From the data that follows, copy every line holding the string "Компоненты".

RECORDS TO PROCESS:
________________

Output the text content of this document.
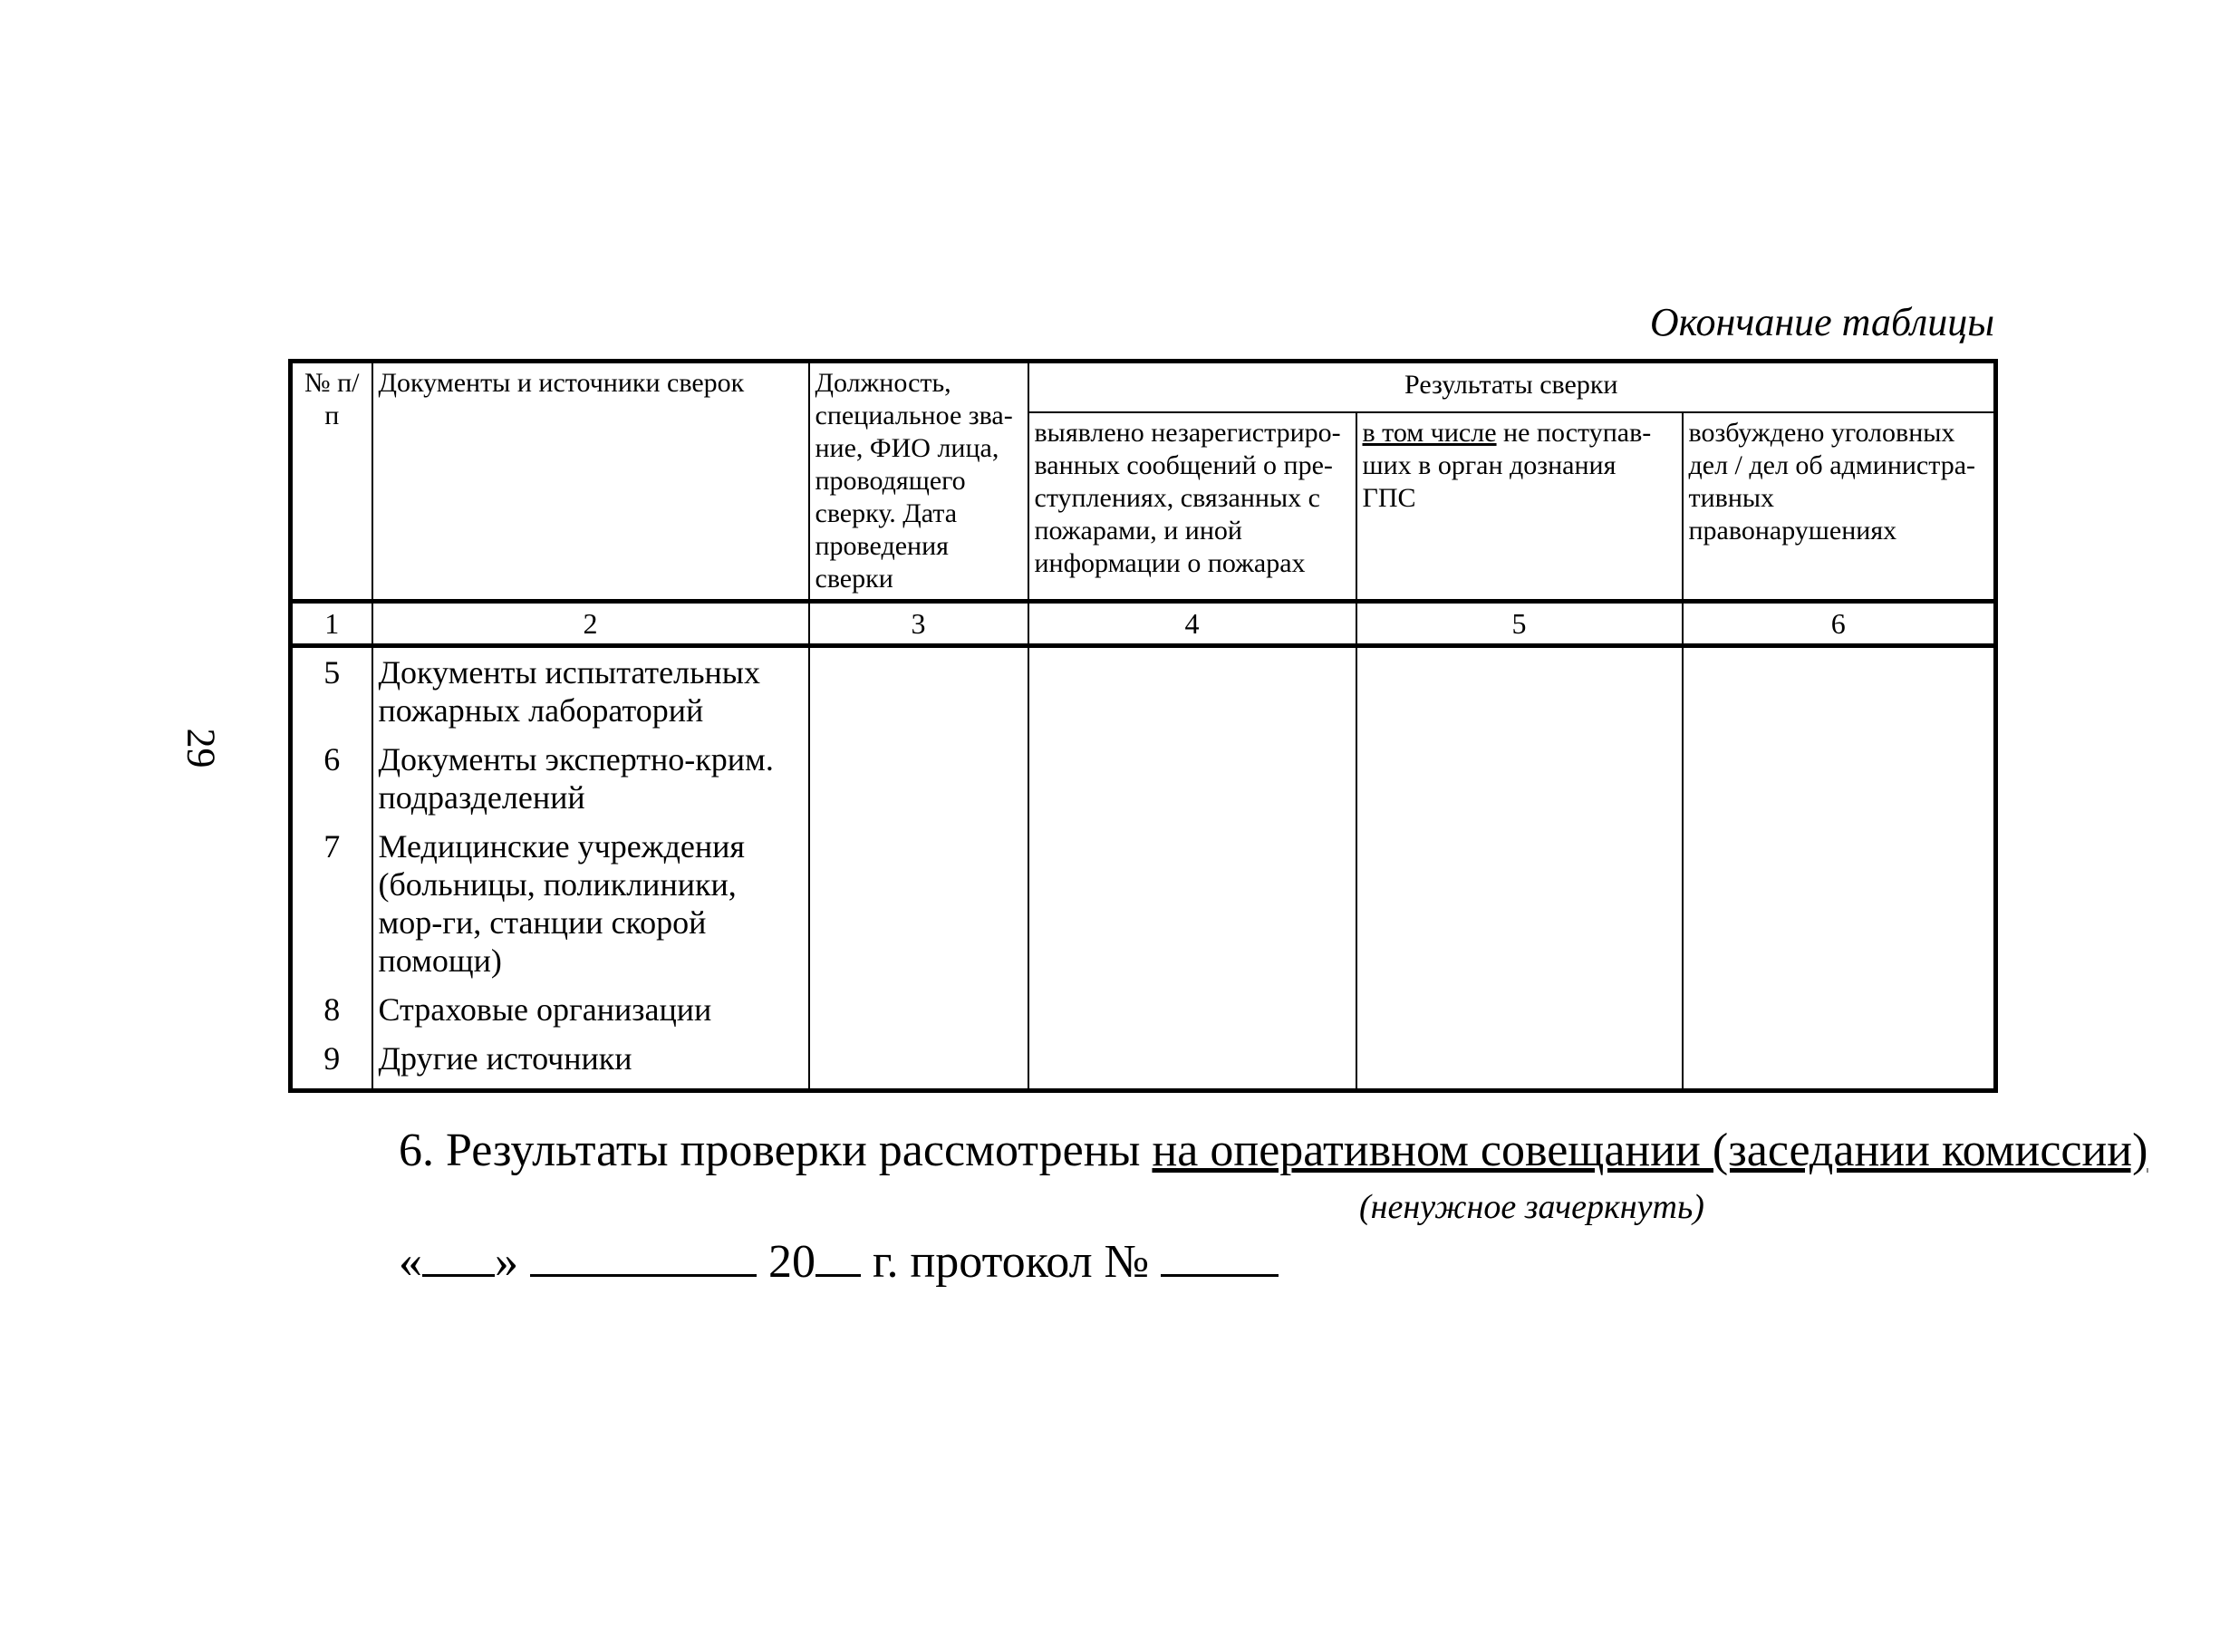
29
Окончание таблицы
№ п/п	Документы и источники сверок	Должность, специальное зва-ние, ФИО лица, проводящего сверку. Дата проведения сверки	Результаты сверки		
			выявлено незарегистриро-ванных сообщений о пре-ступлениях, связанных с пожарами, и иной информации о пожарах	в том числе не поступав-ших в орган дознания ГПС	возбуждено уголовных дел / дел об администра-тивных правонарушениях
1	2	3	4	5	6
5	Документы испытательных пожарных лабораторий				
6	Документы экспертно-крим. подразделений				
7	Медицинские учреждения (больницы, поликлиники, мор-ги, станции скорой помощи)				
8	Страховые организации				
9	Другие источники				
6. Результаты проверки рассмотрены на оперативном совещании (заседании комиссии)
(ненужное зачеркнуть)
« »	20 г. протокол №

________________

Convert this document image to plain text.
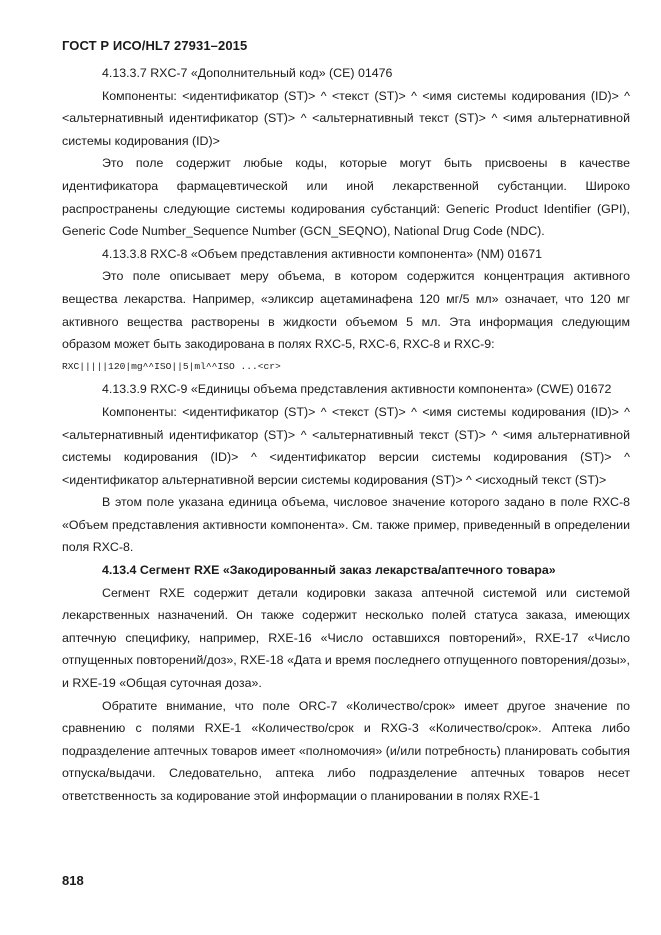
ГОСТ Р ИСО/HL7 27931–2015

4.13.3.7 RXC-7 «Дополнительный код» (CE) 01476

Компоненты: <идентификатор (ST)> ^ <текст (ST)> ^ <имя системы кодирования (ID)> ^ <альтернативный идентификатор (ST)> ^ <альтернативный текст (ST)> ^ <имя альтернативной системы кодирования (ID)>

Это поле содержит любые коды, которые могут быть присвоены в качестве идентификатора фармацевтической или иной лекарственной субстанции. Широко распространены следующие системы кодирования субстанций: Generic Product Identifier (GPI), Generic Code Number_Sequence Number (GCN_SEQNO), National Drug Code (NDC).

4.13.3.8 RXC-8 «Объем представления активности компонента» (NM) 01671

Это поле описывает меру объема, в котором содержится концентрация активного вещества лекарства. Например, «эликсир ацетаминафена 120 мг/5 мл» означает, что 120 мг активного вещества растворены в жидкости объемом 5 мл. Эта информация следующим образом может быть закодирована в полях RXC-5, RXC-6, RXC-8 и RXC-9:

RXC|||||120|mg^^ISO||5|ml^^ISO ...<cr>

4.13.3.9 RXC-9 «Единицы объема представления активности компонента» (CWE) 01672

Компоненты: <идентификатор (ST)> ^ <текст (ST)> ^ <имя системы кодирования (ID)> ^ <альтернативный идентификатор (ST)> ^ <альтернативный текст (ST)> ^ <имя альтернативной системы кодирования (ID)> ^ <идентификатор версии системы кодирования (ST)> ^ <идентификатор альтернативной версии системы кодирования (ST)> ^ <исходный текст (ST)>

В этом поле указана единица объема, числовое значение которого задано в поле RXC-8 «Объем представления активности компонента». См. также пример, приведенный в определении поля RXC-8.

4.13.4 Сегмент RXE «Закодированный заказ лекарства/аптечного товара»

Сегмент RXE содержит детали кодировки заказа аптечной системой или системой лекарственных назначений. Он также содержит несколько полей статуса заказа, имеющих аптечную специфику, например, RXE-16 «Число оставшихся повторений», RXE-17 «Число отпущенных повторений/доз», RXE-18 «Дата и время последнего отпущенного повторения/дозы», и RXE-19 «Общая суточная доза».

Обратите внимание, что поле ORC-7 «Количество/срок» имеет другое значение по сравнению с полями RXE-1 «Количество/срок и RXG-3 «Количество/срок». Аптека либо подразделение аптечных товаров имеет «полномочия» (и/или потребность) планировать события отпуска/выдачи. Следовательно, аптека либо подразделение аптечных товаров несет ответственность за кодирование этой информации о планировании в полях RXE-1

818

________________

TASK SOLUTION:
Компоненты: <идентификатор (ST)> ^ <текст (ST)> ^ <имя системы кодирования (ID)> ^ <альтернативный идентификатор (ST)> ^ <альтернативный текст (ST)> ^ <имя альтернативной системы кодирования (ID)>
Компоненты: <идентификатор (ST)> ^ <текст (ST)> ^ <имя системы кодирования (ID)> ^ <альтернативный идентификатор (ST)> ^ <альтернативный текст (ST)> ^ <имя альтернативной системы кодирования (ID)> ^ <идентификатор версии системы кодирования (ST)> ^ <идентификатор альтернативной версии системы кодирования (ST)> ^ <исходный текст (ST)>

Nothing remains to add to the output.